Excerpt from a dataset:

┄┄┄┄┄┄┄┄┄┄

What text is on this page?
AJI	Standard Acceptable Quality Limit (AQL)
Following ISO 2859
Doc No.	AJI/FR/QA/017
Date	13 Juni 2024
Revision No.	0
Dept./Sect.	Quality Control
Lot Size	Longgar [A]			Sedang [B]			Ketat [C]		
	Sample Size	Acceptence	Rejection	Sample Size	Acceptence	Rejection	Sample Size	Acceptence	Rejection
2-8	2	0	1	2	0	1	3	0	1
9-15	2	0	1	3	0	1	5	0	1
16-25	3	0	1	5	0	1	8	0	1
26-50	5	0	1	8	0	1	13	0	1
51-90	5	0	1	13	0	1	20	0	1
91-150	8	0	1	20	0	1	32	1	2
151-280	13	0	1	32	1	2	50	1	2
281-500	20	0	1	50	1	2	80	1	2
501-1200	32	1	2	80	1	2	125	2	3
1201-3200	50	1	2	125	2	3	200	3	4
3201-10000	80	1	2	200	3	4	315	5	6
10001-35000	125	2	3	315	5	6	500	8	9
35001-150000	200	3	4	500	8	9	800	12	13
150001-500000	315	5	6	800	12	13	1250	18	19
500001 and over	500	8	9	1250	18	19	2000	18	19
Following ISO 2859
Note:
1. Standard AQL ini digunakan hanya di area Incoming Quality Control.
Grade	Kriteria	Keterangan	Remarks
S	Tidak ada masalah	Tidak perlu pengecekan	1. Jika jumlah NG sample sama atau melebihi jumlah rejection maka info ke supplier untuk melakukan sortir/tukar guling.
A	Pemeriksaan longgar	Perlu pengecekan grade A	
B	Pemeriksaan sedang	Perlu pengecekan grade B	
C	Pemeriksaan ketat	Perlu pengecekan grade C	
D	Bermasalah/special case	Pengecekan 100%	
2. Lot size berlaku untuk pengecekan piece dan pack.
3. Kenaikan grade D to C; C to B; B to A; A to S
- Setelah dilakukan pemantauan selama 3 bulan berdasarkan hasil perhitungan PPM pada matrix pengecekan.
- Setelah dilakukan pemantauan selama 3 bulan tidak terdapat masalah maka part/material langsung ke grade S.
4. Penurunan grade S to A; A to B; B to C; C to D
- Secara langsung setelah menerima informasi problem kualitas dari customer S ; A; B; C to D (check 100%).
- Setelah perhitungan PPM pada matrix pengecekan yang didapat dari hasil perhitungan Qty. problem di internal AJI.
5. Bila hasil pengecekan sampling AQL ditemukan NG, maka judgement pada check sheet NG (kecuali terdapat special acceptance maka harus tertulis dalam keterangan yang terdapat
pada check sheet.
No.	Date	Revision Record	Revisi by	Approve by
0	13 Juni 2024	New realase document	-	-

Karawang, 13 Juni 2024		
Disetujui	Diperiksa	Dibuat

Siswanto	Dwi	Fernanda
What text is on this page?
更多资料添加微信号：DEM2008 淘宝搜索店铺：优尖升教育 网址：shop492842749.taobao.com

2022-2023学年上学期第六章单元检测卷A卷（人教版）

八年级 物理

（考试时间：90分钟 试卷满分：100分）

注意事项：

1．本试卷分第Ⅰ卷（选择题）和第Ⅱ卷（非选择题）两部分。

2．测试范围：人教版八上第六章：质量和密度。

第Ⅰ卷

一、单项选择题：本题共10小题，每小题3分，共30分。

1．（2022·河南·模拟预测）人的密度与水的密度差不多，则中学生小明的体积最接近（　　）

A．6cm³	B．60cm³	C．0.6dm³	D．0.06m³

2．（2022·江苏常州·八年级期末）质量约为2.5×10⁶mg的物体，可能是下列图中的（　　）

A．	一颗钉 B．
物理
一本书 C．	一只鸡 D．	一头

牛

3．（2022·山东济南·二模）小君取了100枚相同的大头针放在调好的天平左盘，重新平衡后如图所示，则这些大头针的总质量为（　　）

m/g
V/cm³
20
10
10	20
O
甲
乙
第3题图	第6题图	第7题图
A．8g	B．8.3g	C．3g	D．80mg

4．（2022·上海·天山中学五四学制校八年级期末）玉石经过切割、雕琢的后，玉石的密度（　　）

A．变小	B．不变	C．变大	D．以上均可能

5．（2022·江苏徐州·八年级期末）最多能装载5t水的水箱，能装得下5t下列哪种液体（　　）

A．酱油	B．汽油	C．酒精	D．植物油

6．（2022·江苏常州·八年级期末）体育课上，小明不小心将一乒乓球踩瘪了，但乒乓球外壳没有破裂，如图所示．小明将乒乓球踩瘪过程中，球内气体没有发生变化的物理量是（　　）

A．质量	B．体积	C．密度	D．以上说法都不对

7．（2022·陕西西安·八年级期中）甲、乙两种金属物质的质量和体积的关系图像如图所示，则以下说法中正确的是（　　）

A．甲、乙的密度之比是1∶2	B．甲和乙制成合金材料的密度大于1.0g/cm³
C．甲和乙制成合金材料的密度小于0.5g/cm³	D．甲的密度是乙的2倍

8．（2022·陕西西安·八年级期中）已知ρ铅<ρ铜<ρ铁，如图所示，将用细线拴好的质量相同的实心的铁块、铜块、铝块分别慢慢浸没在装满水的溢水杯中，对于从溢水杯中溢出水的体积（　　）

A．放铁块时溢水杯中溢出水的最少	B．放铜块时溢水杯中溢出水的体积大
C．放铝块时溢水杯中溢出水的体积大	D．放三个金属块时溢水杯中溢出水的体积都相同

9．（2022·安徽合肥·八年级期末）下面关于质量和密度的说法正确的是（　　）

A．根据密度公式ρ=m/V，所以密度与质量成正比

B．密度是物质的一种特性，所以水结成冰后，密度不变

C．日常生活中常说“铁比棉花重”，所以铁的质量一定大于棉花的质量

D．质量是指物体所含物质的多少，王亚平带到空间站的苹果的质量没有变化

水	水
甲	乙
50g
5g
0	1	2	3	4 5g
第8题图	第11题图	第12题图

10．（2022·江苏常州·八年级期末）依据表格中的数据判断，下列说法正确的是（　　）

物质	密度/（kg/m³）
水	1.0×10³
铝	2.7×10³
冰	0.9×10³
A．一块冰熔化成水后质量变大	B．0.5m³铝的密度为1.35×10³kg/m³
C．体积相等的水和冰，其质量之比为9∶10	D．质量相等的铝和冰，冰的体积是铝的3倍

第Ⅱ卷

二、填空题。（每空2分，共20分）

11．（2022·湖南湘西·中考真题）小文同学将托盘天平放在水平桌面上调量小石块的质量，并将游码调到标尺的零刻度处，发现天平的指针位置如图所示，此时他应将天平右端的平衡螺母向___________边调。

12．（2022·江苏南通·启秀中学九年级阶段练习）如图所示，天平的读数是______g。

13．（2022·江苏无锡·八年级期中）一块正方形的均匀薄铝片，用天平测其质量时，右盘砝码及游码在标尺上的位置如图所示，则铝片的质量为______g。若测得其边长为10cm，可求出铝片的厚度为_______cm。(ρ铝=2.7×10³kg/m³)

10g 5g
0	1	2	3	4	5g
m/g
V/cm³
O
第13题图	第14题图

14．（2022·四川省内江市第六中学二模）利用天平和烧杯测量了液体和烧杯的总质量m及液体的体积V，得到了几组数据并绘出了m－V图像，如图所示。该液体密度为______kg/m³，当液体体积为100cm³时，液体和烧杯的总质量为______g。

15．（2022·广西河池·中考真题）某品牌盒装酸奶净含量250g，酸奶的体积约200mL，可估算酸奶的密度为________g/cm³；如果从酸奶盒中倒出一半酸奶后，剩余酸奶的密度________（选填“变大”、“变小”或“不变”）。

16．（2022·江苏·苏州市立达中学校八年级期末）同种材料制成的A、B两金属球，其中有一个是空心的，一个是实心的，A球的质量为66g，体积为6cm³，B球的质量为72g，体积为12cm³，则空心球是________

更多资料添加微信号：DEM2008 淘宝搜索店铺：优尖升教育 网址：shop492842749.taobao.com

┄┄┄┄┄┄┄┄┄┄

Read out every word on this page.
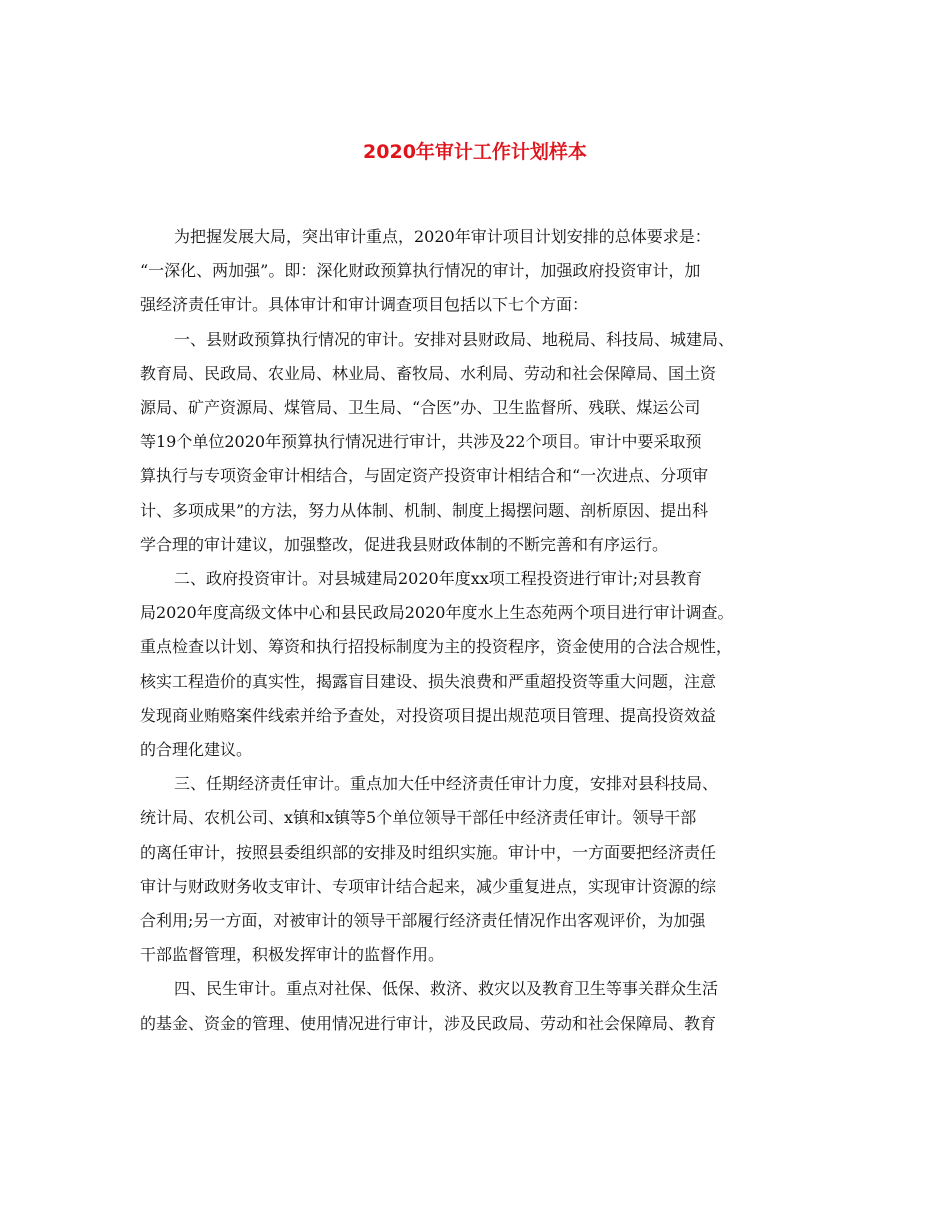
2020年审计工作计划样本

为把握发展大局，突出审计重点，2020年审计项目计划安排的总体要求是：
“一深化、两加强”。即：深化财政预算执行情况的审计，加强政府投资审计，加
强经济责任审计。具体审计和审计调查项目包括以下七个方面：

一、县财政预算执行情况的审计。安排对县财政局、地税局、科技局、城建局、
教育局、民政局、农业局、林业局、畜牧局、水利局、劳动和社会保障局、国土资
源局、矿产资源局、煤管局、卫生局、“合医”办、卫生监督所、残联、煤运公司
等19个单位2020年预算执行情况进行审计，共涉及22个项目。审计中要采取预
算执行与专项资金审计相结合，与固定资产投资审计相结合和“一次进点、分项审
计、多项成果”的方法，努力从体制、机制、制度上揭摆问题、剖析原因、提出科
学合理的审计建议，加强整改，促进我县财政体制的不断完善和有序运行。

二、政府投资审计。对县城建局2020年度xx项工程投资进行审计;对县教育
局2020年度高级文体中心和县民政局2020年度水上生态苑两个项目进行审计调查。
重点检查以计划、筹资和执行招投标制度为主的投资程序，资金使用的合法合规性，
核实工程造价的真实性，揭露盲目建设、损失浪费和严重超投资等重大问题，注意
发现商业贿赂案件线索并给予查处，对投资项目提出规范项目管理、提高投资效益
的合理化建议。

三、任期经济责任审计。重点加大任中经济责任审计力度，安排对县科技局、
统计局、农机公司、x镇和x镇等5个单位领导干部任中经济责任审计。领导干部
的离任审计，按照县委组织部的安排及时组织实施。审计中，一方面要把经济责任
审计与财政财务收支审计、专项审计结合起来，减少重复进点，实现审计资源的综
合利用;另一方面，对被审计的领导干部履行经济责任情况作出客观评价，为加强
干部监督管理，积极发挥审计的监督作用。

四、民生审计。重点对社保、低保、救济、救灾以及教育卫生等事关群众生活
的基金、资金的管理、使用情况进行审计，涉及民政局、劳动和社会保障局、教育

┄┄┄┄┄┄┄┄┄┄

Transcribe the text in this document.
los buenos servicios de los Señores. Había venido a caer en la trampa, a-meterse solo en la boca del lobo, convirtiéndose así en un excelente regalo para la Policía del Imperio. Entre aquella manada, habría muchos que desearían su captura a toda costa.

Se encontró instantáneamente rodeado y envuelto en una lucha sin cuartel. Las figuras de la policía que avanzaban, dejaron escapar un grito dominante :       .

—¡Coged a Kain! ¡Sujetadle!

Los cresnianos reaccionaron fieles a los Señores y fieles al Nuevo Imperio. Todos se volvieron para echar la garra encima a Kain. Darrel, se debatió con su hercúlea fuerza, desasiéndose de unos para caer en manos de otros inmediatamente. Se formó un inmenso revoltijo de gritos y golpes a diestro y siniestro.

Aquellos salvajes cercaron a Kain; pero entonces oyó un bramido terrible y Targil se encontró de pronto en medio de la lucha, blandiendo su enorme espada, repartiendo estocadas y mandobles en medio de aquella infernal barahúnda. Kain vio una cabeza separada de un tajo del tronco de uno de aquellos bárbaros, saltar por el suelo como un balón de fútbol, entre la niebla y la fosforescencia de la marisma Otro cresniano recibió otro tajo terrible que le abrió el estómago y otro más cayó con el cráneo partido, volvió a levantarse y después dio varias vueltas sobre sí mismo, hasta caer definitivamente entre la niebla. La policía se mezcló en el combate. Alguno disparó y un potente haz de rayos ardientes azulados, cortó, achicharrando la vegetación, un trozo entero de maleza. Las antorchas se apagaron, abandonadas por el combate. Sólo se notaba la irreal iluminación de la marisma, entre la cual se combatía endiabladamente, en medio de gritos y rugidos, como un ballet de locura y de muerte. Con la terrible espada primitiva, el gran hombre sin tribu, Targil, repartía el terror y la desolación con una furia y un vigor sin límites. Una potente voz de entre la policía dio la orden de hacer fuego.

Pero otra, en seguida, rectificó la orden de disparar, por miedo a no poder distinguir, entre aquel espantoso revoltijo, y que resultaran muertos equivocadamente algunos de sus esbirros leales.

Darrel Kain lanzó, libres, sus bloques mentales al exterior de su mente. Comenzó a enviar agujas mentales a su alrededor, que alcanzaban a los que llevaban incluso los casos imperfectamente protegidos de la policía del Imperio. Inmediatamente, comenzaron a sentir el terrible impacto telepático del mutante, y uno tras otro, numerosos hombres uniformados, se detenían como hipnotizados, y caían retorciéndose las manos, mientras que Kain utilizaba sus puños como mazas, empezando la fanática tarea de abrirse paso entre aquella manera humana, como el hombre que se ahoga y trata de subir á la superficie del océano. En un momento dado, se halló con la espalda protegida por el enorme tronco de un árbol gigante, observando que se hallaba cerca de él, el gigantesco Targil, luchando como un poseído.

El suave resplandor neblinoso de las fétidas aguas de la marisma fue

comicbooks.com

┄┄┄┄┄┄┄┄┄┄

From the entries, copy out each line containing the word "this".

Complete output:
What text is on this page?
What text is on this page?
Read out every word on this page.
Transcribe the text in this document.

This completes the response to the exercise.